* What is being asked
Extract the final stretch of the data: the line that contains "Enumerate this screenshot's" and every line after it, unaltered, and no other lines.

□ □ □ □

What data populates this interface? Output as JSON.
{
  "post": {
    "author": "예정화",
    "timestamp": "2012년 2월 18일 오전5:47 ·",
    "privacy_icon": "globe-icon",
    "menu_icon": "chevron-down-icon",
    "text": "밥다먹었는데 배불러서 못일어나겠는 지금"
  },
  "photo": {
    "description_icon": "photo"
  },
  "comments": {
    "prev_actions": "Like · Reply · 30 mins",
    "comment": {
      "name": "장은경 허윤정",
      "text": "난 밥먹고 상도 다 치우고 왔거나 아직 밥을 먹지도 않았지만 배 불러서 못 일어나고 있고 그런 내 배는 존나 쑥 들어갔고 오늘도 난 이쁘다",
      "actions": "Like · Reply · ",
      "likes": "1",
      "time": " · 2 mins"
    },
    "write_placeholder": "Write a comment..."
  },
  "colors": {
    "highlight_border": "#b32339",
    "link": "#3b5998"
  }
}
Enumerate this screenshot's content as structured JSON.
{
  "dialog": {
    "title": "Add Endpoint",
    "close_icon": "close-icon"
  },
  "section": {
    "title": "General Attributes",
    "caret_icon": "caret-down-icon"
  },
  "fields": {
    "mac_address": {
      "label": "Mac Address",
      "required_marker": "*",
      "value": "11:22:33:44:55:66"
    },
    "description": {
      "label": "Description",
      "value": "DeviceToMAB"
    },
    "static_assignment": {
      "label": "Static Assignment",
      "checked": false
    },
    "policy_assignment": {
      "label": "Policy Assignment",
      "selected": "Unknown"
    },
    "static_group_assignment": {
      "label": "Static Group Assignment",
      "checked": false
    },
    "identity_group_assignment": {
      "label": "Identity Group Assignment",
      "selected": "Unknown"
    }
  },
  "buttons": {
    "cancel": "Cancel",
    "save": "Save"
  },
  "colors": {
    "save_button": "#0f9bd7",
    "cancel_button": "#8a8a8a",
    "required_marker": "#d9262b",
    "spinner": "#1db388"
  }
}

□ □ □ □

* Exercise output
Enumerate this screenshot's content as structured JSON.
{
  "dialog": {
    "title": "Add Endpoint",
    "close_icon": "close-icon"
  },
  "section": {
    "title": "General Attributes",
    "caret_icon": "caret-down-icon"
  },
  "fields": {
    "mac_address": {
      "label": "Mac Address",
      "required_marker": "*",
      "value": "11:22:33:44:55:66"
    },
    "description": {
      "label": "Description",
      "value": "DeviceToMAB"
    },
    "static_assignment": {
      "label": "Static Assignment",
      "checked": false
    },
    "policy_assignment": {
      "label": "Policy Assignment",
      "selected": "Unknown"
    },
    "static_group_assignment": {
      "label": "Static Group Assignment",
      "checked": false
    },
    "identity_group_assignment": {
      "label": "Identity Group Assignment",
      "selected": "Unknown"
    }
  },
  "buttons": {
    "cancel": "Cancel",
    "save": "Save"
  },
  "colors": {
    "save_button": "#0f9bd7",
    "cancel_button": "#8a8a8a",
    "required_marker": "#d9262b",
    "spinner": "#1db388"
  }
}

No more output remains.